MATERIALS PROVIDED »

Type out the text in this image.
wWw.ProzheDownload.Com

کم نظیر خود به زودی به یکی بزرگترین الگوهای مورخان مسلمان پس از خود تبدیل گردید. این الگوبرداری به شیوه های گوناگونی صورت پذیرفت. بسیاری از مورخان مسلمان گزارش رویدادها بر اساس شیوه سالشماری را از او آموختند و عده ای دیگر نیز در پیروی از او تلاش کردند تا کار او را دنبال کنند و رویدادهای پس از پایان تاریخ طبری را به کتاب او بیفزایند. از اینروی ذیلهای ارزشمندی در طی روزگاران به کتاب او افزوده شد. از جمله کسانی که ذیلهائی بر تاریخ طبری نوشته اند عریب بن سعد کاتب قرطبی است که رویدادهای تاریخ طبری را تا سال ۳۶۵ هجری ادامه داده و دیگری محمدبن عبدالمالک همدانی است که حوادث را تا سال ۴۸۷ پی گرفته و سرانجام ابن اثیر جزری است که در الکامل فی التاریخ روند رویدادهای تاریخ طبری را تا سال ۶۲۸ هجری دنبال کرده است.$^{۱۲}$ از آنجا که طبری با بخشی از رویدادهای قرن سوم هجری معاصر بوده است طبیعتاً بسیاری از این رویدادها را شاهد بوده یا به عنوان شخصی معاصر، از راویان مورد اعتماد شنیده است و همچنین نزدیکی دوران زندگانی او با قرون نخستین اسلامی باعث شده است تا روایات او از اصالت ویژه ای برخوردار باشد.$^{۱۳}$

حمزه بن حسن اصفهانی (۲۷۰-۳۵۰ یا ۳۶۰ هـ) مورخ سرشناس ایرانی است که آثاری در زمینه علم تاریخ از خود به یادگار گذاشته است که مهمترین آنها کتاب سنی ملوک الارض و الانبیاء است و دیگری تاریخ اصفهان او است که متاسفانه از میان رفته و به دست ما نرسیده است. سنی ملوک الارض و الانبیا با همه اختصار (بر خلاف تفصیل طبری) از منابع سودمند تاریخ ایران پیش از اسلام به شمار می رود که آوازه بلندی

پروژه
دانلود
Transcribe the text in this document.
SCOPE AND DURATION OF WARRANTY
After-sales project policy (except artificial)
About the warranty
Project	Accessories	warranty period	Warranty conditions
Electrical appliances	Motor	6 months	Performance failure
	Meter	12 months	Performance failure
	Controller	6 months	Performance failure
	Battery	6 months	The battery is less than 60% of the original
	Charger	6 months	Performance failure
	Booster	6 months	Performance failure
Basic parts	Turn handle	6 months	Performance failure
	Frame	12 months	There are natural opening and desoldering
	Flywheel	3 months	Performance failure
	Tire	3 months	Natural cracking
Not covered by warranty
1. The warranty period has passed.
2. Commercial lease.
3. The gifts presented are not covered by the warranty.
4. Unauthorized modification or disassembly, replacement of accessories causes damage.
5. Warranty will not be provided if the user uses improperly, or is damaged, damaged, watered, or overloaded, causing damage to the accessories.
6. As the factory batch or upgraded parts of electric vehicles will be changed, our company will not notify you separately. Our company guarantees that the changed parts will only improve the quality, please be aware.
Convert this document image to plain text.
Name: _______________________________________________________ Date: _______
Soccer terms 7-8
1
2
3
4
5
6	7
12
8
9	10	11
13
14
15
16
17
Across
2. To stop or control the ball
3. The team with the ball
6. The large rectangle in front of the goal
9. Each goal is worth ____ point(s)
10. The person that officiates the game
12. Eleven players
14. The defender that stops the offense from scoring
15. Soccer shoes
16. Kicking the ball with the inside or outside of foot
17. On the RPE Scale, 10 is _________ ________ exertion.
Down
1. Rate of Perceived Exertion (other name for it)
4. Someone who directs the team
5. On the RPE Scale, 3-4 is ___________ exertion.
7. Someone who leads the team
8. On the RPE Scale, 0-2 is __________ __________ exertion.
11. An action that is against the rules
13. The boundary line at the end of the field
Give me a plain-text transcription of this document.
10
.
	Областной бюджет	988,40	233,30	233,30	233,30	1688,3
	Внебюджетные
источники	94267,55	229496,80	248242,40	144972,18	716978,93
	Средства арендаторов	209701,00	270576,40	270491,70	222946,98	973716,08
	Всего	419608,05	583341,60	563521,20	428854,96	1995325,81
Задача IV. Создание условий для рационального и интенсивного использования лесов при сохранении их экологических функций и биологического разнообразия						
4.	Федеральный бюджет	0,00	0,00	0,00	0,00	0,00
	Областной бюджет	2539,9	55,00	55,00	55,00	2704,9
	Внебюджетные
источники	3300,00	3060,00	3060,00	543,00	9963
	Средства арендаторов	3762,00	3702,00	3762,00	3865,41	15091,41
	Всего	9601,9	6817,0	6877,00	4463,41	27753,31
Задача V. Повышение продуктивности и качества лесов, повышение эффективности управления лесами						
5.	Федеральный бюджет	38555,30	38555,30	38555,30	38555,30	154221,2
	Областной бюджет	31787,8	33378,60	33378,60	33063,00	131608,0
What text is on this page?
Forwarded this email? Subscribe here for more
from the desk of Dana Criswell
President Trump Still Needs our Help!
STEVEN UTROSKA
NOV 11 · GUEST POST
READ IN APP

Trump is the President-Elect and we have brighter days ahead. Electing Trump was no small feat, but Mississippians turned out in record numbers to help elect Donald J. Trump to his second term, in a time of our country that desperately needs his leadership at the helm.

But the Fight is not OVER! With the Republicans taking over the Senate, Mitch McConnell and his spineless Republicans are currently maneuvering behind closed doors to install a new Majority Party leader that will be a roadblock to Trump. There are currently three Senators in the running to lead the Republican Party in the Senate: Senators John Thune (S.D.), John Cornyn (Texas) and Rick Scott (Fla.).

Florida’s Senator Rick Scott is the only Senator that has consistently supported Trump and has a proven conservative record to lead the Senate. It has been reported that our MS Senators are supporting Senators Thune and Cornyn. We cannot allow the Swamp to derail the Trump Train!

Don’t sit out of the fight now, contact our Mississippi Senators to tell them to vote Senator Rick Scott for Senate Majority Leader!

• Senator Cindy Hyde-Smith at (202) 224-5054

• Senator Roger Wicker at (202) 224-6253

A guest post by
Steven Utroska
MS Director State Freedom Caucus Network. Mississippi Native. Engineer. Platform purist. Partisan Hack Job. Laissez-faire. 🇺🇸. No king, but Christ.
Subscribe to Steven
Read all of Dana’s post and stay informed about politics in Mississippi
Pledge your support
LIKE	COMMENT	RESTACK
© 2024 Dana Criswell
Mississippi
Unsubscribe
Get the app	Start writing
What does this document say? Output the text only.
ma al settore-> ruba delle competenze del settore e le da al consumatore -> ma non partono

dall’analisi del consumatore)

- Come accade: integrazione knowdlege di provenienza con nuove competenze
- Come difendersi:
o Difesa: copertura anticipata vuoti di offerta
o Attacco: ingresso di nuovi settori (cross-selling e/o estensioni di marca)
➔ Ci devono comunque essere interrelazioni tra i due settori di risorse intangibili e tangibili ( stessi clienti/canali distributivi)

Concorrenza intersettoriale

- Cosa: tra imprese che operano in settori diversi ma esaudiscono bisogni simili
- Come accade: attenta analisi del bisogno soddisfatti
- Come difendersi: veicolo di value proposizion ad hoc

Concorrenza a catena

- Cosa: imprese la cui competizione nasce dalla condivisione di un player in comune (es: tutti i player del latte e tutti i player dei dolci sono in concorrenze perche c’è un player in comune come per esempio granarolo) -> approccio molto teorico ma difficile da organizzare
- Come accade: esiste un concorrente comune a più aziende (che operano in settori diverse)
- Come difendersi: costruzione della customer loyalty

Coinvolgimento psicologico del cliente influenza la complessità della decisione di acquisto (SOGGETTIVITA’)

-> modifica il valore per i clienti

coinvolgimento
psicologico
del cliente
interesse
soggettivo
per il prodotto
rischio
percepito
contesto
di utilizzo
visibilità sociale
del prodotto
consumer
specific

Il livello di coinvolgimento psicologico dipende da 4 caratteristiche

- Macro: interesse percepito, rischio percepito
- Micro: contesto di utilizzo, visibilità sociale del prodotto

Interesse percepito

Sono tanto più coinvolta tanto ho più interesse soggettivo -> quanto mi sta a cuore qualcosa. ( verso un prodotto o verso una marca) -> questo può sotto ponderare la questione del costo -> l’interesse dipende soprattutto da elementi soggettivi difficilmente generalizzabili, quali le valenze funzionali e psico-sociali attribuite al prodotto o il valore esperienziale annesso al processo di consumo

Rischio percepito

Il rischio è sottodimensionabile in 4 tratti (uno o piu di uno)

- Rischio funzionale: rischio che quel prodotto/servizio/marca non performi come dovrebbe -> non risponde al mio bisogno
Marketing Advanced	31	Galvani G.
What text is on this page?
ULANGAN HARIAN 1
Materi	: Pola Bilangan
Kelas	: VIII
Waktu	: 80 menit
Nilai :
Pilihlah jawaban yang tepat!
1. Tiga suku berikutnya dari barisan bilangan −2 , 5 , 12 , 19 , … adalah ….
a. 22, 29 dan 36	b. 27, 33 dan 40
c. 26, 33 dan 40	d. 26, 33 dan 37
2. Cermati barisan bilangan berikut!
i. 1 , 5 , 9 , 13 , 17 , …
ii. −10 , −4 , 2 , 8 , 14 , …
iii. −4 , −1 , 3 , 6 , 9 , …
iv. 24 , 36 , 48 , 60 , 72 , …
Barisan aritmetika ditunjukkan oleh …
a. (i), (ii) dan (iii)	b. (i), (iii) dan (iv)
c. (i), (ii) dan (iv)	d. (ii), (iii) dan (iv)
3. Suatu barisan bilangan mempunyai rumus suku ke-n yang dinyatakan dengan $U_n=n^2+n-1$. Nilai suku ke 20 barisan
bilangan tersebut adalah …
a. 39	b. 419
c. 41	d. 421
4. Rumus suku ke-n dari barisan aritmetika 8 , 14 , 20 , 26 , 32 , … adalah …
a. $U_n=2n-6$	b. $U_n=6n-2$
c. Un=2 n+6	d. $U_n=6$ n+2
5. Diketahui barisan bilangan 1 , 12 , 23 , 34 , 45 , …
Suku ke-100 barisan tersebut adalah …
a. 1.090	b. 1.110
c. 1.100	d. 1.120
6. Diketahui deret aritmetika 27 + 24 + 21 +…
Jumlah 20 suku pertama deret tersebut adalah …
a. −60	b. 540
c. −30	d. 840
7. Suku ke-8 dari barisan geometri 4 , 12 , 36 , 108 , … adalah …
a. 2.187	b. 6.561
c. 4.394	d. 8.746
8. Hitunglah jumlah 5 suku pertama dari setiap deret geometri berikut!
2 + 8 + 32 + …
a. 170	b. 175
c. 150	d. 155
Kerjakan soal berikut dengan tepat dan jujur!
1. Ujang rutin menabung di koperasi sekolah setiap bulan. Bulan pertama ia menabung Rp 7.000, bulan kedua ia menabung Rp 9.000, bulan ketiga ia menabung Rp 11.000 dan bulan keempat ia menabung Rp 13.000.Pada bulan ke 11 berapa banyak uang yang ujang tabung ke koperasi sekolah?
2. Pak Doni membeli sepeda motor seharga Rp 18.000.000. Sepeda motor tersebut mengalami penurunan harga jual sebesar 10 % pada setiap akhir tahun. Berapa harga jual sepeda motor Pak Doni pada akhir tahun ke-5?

WRITTEN INSTRUCTION » Copy all lines from the listing that contain "months".

WRITTEN RESPONSE »
Electrical appliances	Motor	6 months	Performance failure
	Meter	12 months	Performance failure
	Controller	6 months	Performance failure
	Battery	6 months	The battery is less than 60% of the original
	Charger	6 months	Performance failure
	Booster	6 months	Performance failure
Basic parts	Turn handle	6 months	Performance failure
	Frame	12 months	There are natural opening and desoldering
	Flywheel	3 months	Performance failure
	Tire	3 months	Natural cracking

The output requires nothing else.